[Items from a dataset]
## Begin

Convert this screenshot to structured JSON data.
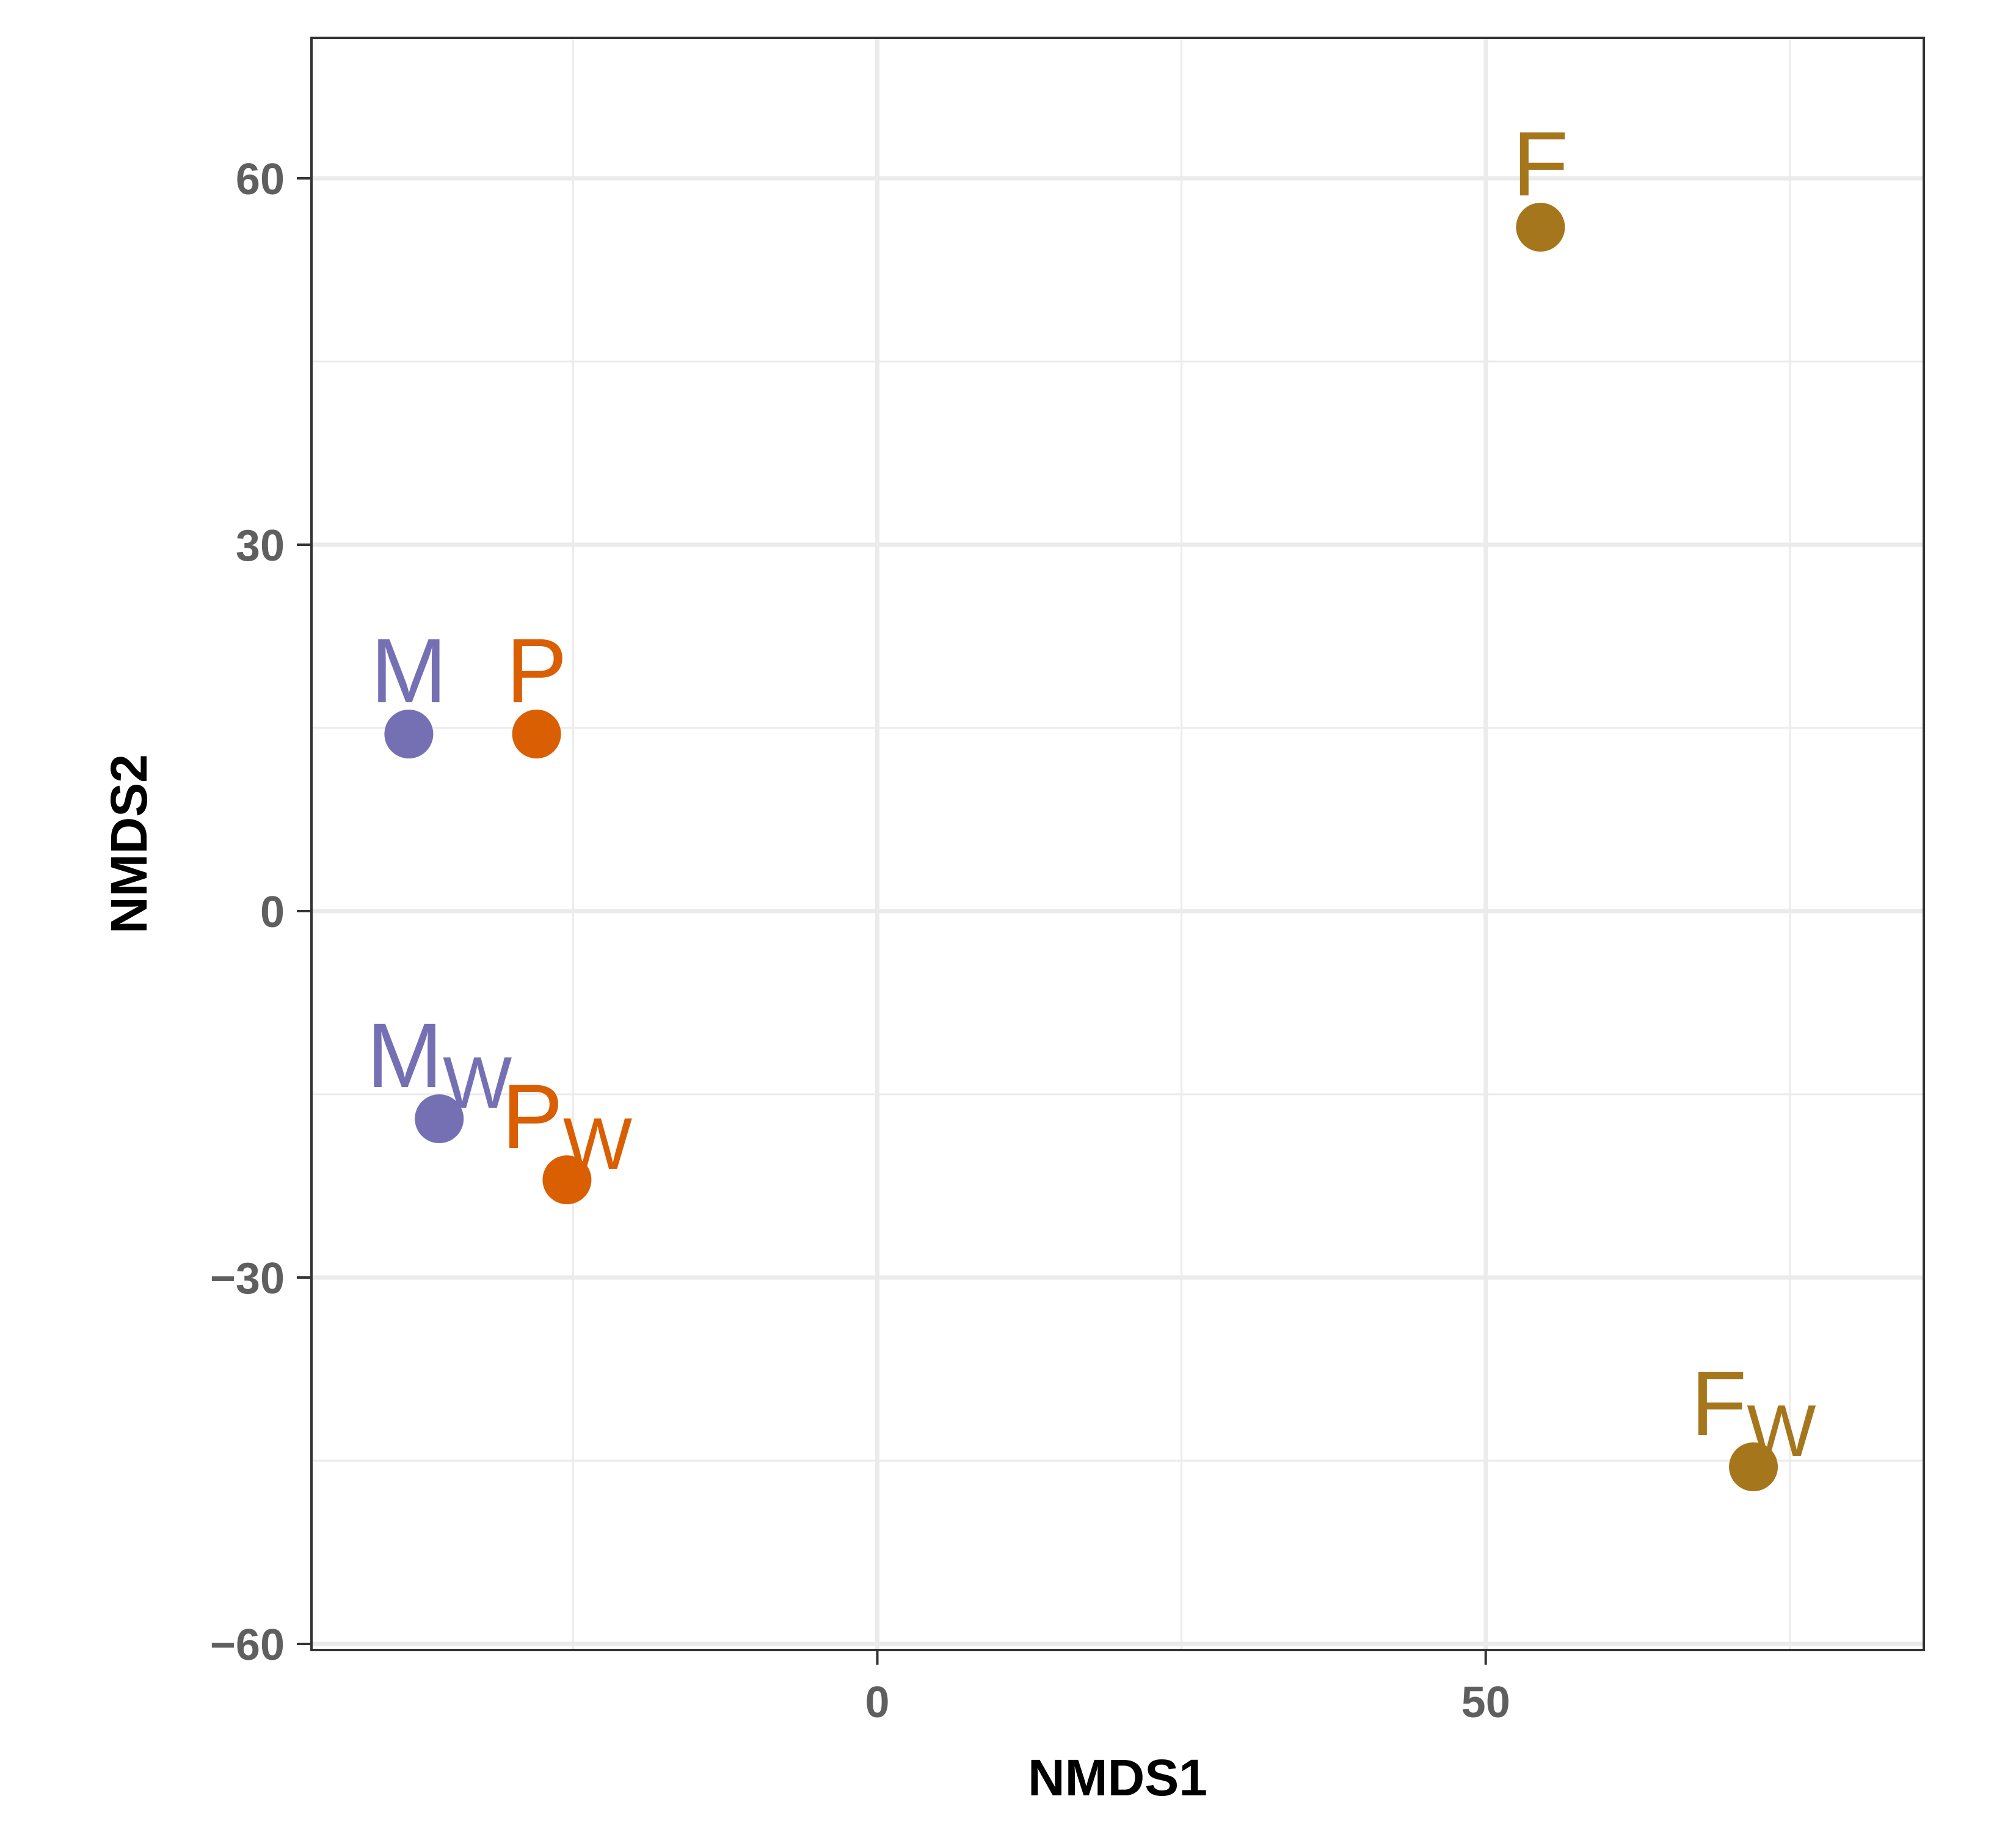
{
  "chart_data": {
    "type": "scatter",
    "xlabel": "NMDS1",
    "ylabel": "NMDS2",
    "xlim": [
      -46.5,
      86
    ],
    "ylim": [
      -60.5,
      71.5
    ],
    "x_ticks": [
      0,
      50
    ],
    "x_tick_labels": [
      "0",
      "50"
    ],
    "x_minor_ticks": [
      -25,
      25,
      75
    ],
    "y_ticks": [
      -60,
      -30,
      0,
      30,
      60
    ],
    "y_tick_labels": [
      "−60",
      "−30",
      "0",
      "30",
      "60"
    ],
    "y_minor_ticks": [
      -45,
      -15,
      15,
      45
    ],
    "grid": true,
    "legend": "none",
    "points": [
      {
        "x": -38.5,
        "y": 14.5,
        "base": "M",
        "sub": "",
        "color": "#7570b3"
      },
      {
        "x": -28,
        "y": 14.5,
        "base": "P",
        "sub": "",
        "color": "#d95f02"
      },
      {
        "x": 54.5,
        "y": 56,
        "base": "F",
        "sub": "",
        "color": "#a6761d"
      },
      {
        "x": -36,
        "y": -17,
        "base": "M",
        "sub": "W",
        "color": "#7570b3"
      },
      {
        "x": -25.5,
        "y": -22,
        "base": "P",
        "sub": "W",
        "color": "#d95f02"
      },
      {
        "x": 72,
        "y": -45.5,
        "base": "F",
        "sub": "W",
        "color": "#a6761d"
      }
    ]
  }
}
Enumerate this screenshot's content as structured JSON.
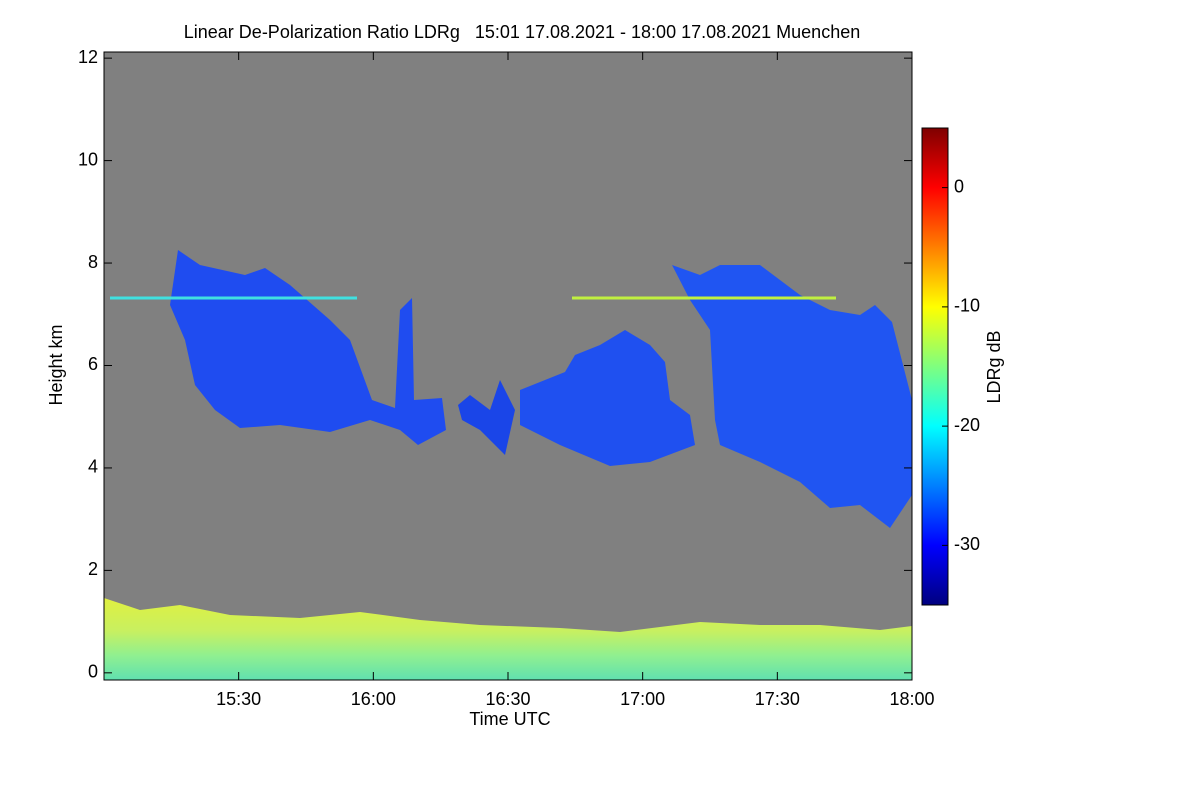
{
  "chart_data": {
    "type": "heatmap",
    "title": "Linear De-Polarization Ratio LDRg   15:01 17.08.2021 - 18:00 17.08.2021 Muenchen",
    "x_label": "Time UTC",
    "y_label": "Height km",
    "xlim": [
      15.0,
      18.0
    ],
    "xticks": [
      {
        "value": 15.5,
        "label": "15:30"
      },
      {
        "value": 16.0,
        "label": "16:00"
      },
      {
        "value": 16.5,
        "label": "16:30"
      },
      {
        "value": 17.0,
        "label": "17:00"
      },
      {
        "value": 17.5,
        "label": "17:30"
      },
      {
        "value": 18.0,
        "label": "18:00"
      }
    ],
    "ylim": [
      -0.14,
      12.12
    ],
    "yticks": [
      0,
      2,
      4,
      6,
      8,
      10,
      12
    ],
    "colorbar": {
      "label": "LDRg dB",
      "clim": [
        -35,
        5
      ],
      "ticks": [
        0,
        -10,
        -20,
        -30
      ],
      "colormap": [
        "#00007f",
        "#0000ff",
        "#007fff",
        "#00ffff",
        "#7fff7f",
        "#ffff00",
        "#ff7f00",
        "#ff0000",
        "#7f0000"
      ]
    },
    "background_color": "#808080"
  }
}
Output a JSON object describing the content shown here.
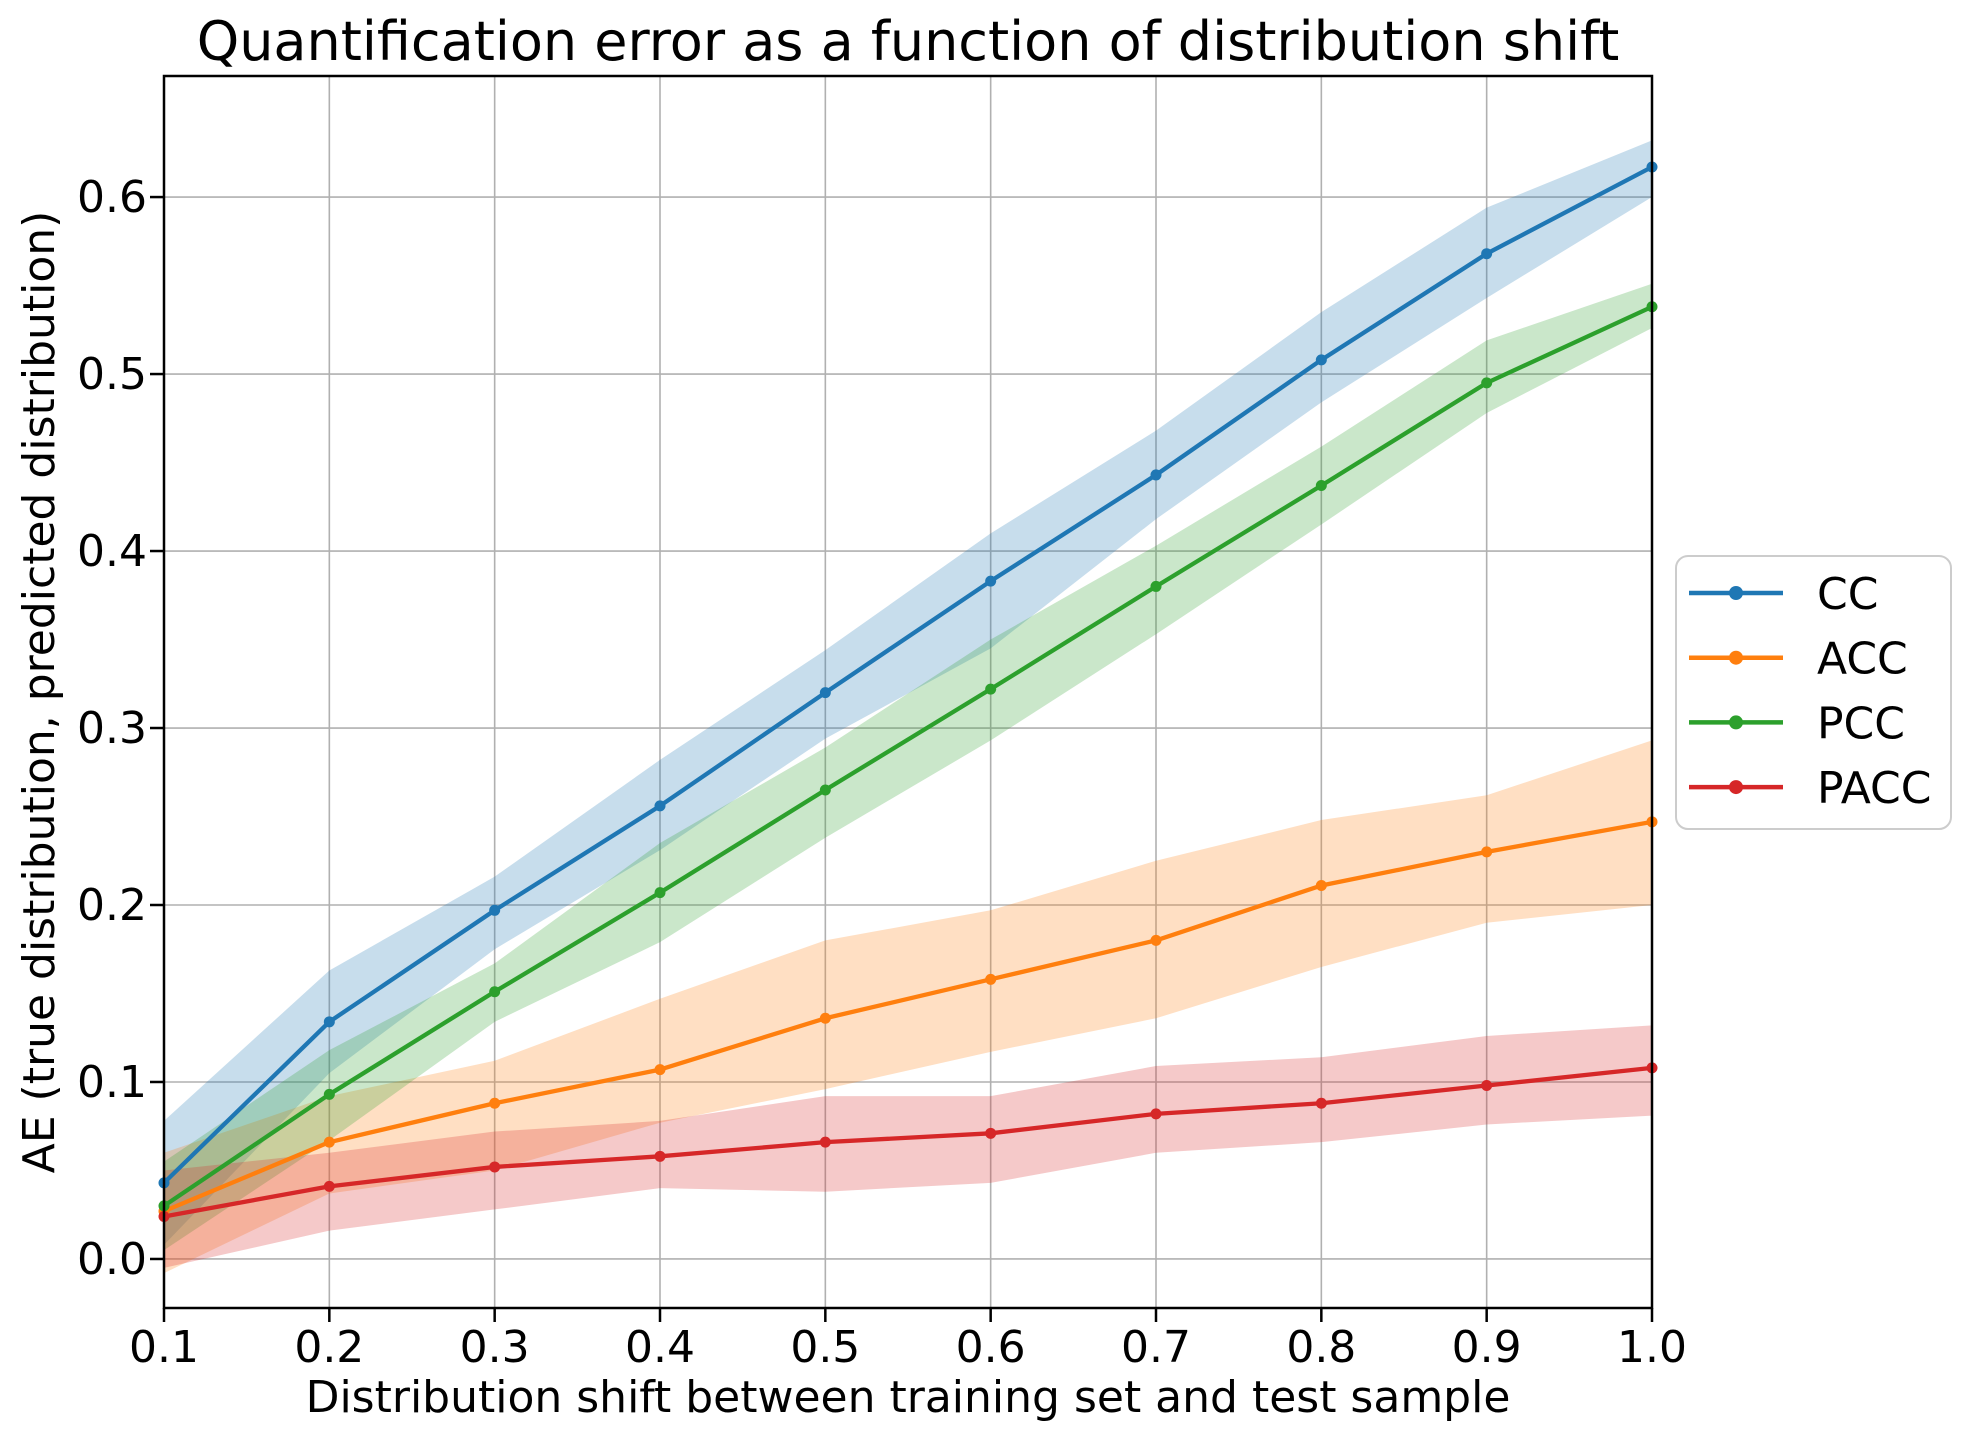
{
  "page": {
    "background": "#ffffff"
  },
  "chart_data": {
    "type": "line",
    "title": "Quantification error as a function of distribution shift",
    "xlabel": "Distribution shift between training set and test sample",
    "ylabel": "AE (true distribution, predicted distribution)",
    "grid": true,
    "grid_color": "#b0b0b0",
    "spine_color": "#000000",
    "legend_position": "center-right-outside",
    "band_alpha": 0.25,
    "xlim": [
      0.1,
      1.0
    ],
    "ylim": [
      -0.0277,
      0.6684
    ],
    "xticks": [
      0.1,
      0.2,
      0.3,
      0.4,
      0.5,
      0.6,
      0.7,
      0.8,
      0.9,
      1.0
    ],
    "yticks": [
      0.0,
      0.1,
      0.2,
      0.3,
      0.4,
      0.5,
      0.6
    ],
    "x": [
      0.1,
      0.2,
      0.3,
      0.4,
      0.5,
      0.6,
      0.7,
      0.8,
      0.9,
      1.0
    ],
    "series": [
      {
        "name": "CC",
        "color": "#1f77b4",
        "values": [
          0.043,
          0.134,
          0.197,
          0.256,
          0.32,
          0.383,
          0.443,
          0.508,
          0.568,
          0.617
        ],
        "band_low": [
          0.008,
          0.105,
          0.175,
          0.231,
          0.294,
          0.345,
          0.418,
          0.484,
          0.543,
          0.6
        ],
        "band_high": [
          0.078,
          0.163,
          0.216,
          0.282,
          0.344,
          0.41,
          0.468,
          0.535,
          0.594,
          0.632
        ]
      },
      {
        "name": "ACC",
        "color": "#ff7f0e",
        "values": [
          0.027,
          0.066,
          0.088,
          0.107,
          0.136,
          0.158,
          0.18,
          0.211,
          0.23,
          0.247
        ],
        "band_low": [
          -0.008,
          0.037,
          0.05,
          0.077,
          0.096,
          0.117,
          0.136,
          0.165,
          0.19,
          0.2
        ],
        "band_high": [
          0.06,
          0.092,
          0.112,
          0.147,
          0.18,
          0.197,
          0.225,
          0.248,
          0.262,
          0.293
        ]
      },
      {
        "name": "PCC",
        "color": "#2ca02c",
        "values": [
          0.03,
          0.093,
          0.151,
          0.207,
          0.265,
          0.322,
          0.38,
          0.437,
          0.495,
          0.538
        ],
        "band_low": [
          0.005,
          0.067,
          0.134,
          0.179,
          0.238,
          0.293,
          0.353,
          0.415,
          0.478,
          0.526
        ],
        "band_high": [
          0.055,
          0.118,
          0.167,
          0.235,
          0.289,
          0.35,
          0.403,
          0.459,
          0.519,
          0.551
        ]
      },
      {
        "name": "PACC",
        "color": "#d62728",
        "values": [
          0.024,
          0.041,
          0.052,
          0.058,
          0.066,
          0.071,
          0.082,
          0.088,
          0.098,
          0.108
        ],
        "band_low": [
          -0.005,
          0.016,
          0.028,
          0.04,
          0.038,
          0.043,
          0.06,
          0.066,
          0.076,
          0.081
        ],
        "band_high": [
          0.05,
          0.06,
          0.072,
          0.078,
          0.092,
          0.092,
          0.109,
          0.114,
          0.126,
          0.132
        ]
      }
    ],
    "legend_entries": [
      "CC",
      "ACC",
      "PCC",
      "PACC"
    ]
  }
}
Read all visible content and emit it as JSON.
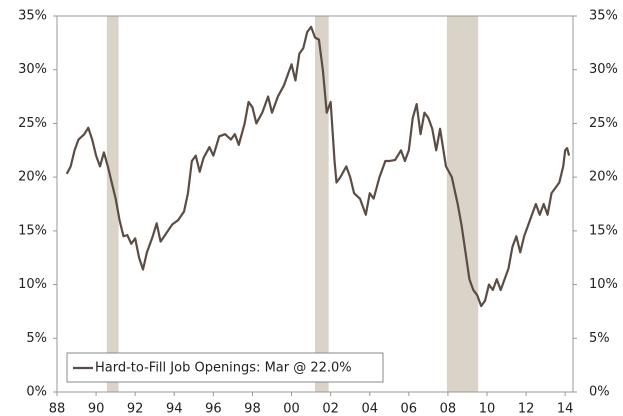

## End

PROBLEM DESCRIPTION
Provide only the number of lines in the records containing the string "LDRg".

RESULT FOR THIS TASK
2